— BEGIN —

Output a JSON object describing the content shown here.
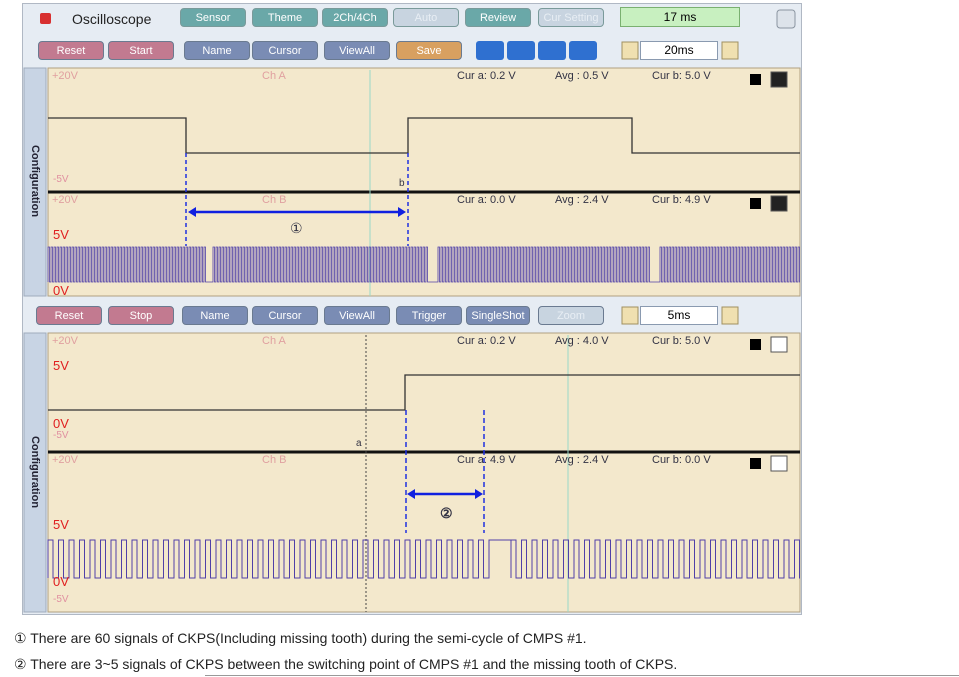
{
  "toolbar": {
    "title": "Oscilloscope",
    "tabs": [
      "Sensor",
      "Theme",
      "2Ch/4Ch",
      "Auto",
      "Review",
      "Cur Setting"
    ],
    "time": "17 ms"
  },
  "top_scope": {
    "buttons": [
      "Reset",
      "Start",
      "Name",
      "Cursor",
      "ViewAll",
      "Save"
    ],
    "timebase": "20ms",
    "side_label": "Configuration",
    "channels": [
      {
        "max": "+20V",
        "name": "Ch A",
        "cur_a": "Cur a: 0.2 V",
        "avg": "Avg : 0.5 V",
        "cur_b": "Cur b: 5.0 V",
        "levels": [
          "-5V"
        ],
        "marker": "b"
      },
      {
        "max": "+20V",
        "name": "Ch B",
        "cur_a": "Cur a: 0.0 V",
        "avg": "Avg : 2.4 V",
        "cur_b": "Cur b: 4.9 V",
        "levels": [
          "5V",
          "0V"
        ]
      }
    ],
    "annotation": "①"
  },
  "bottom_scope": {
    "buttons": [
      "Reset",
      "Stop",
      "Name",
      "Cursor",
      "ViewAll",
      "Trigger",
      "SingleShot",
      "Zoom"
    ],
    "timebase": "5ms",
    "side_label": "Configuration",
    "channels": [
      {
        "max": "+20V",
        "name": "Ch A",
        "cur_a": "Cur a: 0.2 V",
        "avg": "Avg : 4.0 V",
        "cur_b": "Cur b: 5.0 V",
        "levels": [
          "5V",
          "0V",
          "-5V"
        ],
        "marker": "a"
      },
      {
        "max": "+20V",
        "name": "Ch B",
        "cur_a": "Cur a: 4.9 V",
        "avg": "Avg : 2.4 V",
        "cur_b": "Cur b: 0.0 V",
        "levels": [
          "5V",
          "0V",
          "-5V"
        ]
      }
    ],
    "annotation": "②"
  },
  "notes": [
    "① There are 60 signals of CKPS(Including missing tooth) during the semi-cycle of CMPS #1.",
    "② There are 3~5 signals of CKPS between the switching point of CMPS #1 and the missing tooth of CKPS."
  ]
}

— END —

§ **TASK PROMPT**
For the entries above, count the lines that contain the string "missing", and state that number without further comment.

§ **RESULT OF THIS TASK**
2